━━━ Stored rows

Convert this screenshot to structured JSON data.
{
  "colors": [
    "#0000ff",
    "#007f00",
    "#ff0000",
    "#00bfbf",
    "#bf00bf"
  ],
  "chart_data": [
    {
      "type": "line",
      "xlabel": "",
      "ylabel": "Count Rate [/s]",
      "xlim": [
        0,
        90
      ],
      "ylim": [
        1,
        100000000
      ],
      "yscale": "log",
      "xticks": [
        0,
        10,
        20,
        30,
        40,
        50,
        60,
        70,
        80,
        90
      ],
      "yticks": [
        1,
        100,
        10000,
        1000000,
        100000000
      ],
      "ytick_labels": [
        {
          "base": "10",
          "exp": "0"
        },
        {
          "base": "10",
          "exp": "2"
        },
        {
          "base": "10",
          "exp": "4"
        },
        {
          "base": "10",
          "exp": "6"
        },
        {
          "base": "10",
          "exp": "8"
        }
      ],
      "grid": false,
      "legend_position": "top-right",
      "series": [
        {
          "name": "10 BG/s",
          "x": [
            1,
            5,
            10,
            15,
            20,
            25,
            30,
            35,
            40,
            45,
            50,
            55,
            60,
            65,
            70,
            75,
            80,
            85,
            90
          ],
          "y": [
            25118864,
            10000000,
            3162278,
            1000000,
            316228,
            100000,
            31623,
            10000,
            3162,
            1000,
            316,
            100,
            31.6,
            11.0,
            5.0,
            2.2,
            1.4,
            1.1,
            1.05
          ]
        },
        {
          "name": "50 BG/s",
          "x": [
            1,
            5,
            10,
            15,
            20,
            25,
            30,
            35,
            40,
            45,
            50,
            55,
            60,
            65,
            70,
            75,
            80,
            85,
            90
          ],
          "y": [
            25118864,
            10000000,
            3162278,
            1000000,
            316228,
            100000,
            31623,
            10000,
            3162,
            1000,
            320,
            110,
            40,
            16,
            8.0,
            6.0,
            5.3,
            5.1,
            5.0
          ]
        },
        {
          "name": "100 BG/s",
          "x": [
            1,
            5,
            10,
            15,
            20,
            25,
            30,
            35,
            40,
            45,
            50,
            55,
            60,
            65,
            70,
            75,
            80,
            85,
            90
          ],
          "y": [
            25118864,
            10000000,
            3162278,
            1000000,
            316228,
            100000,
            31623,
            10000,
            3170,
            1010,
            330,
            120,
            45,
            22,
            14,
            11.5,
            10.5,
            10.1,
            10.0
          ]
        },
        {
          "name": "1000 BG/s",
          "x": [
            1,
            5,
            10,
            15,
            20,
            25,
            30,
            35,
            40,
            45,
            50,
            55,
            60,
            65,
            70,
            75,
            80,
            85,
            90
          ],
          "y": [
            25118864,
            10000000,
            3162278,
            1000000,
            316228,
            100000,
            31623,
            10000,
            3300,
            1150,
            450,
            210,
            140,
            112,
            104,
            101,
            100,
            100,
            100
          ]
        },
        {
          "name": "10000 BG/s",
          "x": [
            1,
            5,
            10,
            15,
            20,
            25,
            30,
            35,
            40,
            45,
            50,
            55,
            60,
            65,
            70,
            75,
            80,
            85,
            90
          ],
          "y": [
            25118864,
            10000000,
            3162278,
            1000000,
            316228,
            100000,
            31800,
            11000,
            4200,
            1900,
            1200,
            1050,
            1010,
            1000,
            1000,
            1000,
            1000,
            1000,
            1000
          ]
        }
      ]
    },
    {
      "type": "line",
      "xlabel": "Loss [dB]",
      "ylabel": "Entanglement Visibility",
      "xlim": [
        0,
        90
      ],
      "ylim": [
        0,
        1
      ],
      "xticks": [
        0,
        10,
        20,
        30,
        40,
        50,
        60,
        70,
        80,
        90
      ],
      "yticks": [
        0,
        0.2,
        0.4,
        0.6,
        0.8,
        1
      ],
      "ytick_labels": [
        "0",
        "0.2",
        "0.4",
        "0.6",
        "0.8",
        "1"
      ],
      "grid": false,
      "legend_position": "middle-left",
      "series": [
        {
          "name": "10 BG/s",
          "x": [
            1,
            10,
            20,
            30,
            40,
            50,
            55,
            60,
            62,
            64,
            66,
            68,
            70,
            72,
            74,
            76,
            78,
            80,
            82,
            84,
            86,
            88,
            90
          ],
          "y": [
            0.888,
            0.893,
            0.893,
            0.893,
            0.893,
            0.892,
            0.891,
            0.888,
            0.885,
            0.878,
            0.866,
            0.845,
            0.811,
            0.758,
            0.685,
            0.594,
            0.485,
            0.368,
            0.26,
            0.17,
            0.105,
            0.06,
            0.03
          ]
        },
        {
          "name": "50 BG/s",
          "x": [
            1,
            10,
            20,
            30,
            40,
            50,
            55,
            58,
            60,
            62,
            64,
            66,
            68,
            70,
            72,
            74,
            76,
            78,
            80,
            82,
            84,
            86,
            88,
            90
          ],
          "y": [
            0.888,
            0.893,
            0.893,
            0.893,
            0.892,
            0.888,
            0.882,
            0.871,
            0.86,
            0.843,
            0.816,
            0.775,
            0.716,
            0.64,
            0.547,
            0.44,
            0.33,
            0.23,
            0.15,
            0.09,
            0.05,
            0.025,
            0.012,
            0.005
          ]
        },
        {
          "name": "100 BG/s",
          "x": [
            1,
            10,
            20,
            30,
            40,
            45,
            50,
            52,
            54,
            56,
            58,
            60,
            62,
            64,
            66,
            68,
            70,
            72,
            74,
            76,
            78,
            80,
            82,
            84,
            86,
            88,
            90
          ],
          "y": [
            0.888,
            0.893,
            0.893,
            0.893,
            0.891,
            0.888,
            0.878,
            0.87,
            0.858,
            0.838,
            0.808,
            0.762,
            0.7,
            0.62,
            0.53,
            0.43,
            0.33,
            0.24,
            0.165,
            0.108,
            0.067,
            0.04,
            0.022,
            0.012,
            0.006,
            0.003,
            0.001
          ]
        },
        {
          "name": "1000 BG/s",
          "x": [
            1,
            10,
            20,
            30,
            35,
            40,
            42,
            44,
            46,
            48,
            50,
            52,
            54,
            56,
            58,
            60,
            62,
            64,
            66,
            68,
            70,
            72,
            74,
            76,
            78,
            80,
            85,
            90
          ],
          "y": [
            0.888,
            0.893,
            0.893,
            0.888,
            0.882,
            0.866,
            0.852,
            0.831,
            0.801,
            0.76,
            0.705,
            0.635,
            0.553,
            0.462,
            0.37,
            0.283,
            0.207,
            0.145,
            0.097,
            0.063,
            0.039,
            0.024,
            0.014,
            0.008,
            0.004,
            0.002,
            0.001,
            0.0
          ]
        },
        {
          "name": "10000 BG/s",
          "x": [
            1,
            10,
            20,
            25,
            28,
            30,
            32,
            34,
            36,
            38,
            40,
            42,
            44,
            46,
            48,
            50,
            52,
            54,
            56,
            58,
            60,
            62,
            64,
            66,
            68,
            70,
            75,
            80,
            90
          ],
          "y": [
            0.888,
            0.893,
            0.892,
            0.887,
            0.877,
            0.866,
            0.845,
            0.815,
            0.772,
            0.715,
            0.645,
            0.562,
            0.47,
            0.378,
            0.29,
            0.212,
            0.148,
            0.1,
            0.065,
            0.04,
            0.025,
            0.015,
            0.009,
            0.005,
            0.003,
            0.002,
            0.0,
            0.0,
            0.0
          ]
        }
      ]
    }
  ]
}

━━━━━━

Problem to solve
Every record shown above must be echoed exactly.

Solution below
Convert this screenshot to structured JSON data.
{
  "colors": [
    "#0000ff",
    "#007f00",
    "#ff0000",
    "#00bfbf",
    "#bf00bf"
  ],
  "chart_data": [
    {
      "type": "line",
      "xlabel": "",
      "ylabel": "Count Rate [/s]",
      "xlim": [
        0,
        90
      ],
      "ylim": [
        1,
        100000000
      ],
      "yscale": "log",
      "xticks": [
        0,
        10,
        20,
        30,
        40,
        50,
        60,
        70,
        80,
        90
      ],
      "yticks": [
        1,
        100,
        10000,
        1000000,
        100000000
      ],
      "ytick_labels": [
        {
          "base": "10",
          "exp": "0"
        },
        {
          "base": "10",
          "exp": "2"
        },
        {
          "base": "10",
          "exp": "4"
        },
        {
          "base": "10",
          "exp": "6"
        },
        {
          "base": "10",
          "exp": "8"
        }
      ],
      "grid": false,
      "legend_position": "top-right",
      "series": [
        {
          "name": "10 BG/s",
          "x": [
            1,
            5,
            10,
            15,
            20,
            25,
            30,
            35,
            40,
            45,
            50,
            55,
            60,
            65,
            70,
            75,
            80,
            85,
            90
          ],
          "y": [
            25118864,
            10000000,
            3162278,
            1000000,
            316228,
            100000,
            31623,
            10000,
            3162,
            1000,
            316,
            100,
            31.6,
            11.0,
            5.0,
            2.2,
            1.4,
            1.1,
            1.05
          ]
        },
        {
          "name": "50 BG/s",
          "x": [
            1,
            5,
            10,
            15,
            20,
            25,
            30,
            35,
            40,
            45,
            50,
            55,
            60,
            65,
            70,
            75,
            80,
            85,
            90
          ],
          "y": [
            25118864,
            10000000,
            3162278,
            1000000,
            316228,
            100000,
            31623,
            10000,
            3162,
            1000,
            320,
            110,
            40,
            16,
            8.0,
            6.0,
            5.3,
            5.1,
            5.0
          ]
        },
        {
          "name": "100 BG/s",
          "x": [
            1,
            5,
            10,
            15,
            20,
            25,
            30,
            35,
            40,
            45,
            50,
            55,
            60,
            65,
            70,
            75,
            80,
            85,
            90
          ],
          "y": [
            25118864,
            10000000,
            3162278,
            1000000,
            316228,
            100000,
            31623,
            10000,
            3170,
            1010,
            330,
            120,
            45,
            22,
            14,
            11.5,
            10.5,
            10.1,
            10.0
          ]
        },
        {
          "name": "1000 BG/s",
          "x": [
            1,
            5,
            10,
            15,
            20,
            25,
            30,
            35,
            40,
            45,
            50,
            55,
            60,
            65,
            70,
            75,
            80,
            85,
            90
          ],
          "y": [
            25118864,
            10000000,
            3162278,
            1000000,
            316228,
            100000,
            31623,
            10000,
            3300,
            1150,
            450,
            210,
            140,
            112,
            104,
            101,
            100,
            100,
            100
          ]
        },
        {
          "name": "10000 BG/s",
          "x": [
            1,
            5,
            10,
            15,
            20,
            25,
            30,
            35,
            40,
            45,
            50,
            55,
            60,
            65,
            70,
            75,
            80,
            85,
            90
          ],
          "y": [
            25118864,
            10000000,
            3162278,
            1000000,
            316228,
            100000,
            31800,
            11000,
            4200,
            1900,
            1200,
            1050,
            1010,
            1000,
            1000,
            1000,
            1000,
            1000,
            1000
          ]
        }
      ]
    },
    {
      "type": "line",
      "xlabel": "Loss [dB]",
      "ylabel": "Entanglement Visibility",
      "xlim": [
        0,
        90
      ],
      "ylim": [
        0,
        1
      ],
      "xticks": [
        0,
        10,
        20,
        30,
        40,
        50,
        60,
        70,
        80,
        90
      ],
      "yticks": [
        0,
        0.2,
        0.4,
        0.6,
        0.8,
        1
      ],
      "ytick_labels": [
        "0",
        "0.2",
        "0.4",
        "0.6",
        "0.8",
        "1"
      ],
      "grid": false,
      "legend_position": "middle-left",
      "series": [
        {
          "name": "10 BG/s",
          "x": [
            1,
            10,
            20,
            30,
            40,
            50,
            55,
            60,
            62,
            64,
            66,
            68,
            70,
            72,
            74,
            76,
            78,
            80,
            82,
            84,
            86,
            88,
            90
          ],
          "y": [
            0.888,
            0.893,
            0.893,
            0.893,
            0.893,
            0.892,
            0.891,
            0.888,
            0.885,
            0.878,
            0.866,
            0.845,
            0.811,
            0.758,
            0.685,
            0.594,
            0.485,
            0.368,
            0.26,
            0.17,
            0.105,
            0.06,
            0.03
          ]
        },
        {
          "name": "50 BG/s",
          "x": [
            1,
            10,
            20,
            30,
            40,
            50,
            55,
            58,
            60,
            62,
            64,
            66,
            68,
            70,
            72,
            74,
            76,
            78,
            80,
            82,
            84,
            86,
            88,
            90
          ],
          "y": [
            0.888,
            0.893,
            0.893,
            0.893,
            0.892,
            0.888,
            0.882,
            0.871,
            0.86,
            0.843,
            0.816,
            0.775,
            0.716,
            0.64,
            0.547,
            0.44,
            0.33,
            0.23,
            0.15,
            0.09,
            0.05,
            0.025,
            0.012,
            0.005
          ]
        },
        {
          "name": "100 BG/s",
          "x": [
            1,
            10,
            20,
            30,
            40,
            45,
            50,
            52,
            54,
            56,
            58,
            60,
            62,
            64,
            66,
            68,
            70,
            72,
            74,
            76,
            78,
            80,
            82,
            84,
            86,
            88,
            90
          ],
          "y": [
            0.888,
            0.893,
            0.893,
            0.893,
            0.891,
            0.888,
            0.878,
            0.87,
            0.858,
            0.838,
            0.808,
            0.762,
            0.7,
            0.62,
            0.53,
            0.43,
            0.33,
            0.24,
            0.165,
            0.108,
            0.067,
            0.04,
            0.022,
            0.012,
            0.006,
            0.003,
            0.001
          ]
        },
        {
          "name": "1000 BG/s",
          "x": [
            1,
            10,
            20,
            30,
            35,
            40,
            42,
            44,
            46,
            48,
            50,
            52,
            54,
            56,
            58,
            60,
            62,
            64,
            66,
            68,
            70,
            72,
            74,
            76,
            78,
            80,
            85,
            90
          ],
          "y": [
            0.888,
            0.893,
            0.893,
            0.888,
            0.882,
            0.866,
            0.852,
            0.831,
            0.801,
            0.76,
            0.705,
            0.635,
            0.553,
            0.462,
            0.37,
            0.283,
            0.207,
            0.145,
            0.097,
            0.063,
            0.039,
            0.024,
            0.014,
            0.008,
            0.004,
            0.002,
            0.001,
            0.0
          ]
        },
        {
          "name": "10000 BG/s",
          "x": [
            1,
            10,
            20,
            25,
            28,
            30,
            32,
            34,
            36,
            38,
            40,
            42,
            44,
            46,
            48,
            50,
            52,
            54,
            56,
            58,
            60,
            62,
            64,
            66,
            68,
            70,
            75,
            80,
            90
          ],
          "y": [
            0.888,
            0.893,
            0.892,
            0.887,
            0.877,
            0.866,
            0.845,
            0.815,
            0.772,
            0.715,
            0.645,
            0.562,
            0.47,
            0.378,
            0.29,
            0.212,
            0.148,
            0.1,
            0.065,
            0.04,
            0.025,
            0.015,
            0.009,
            0.005,
            0.003,
            0.002,
            0.0,
            0.0,
            0.0
          ]
        }
      ]
    }
  ]
}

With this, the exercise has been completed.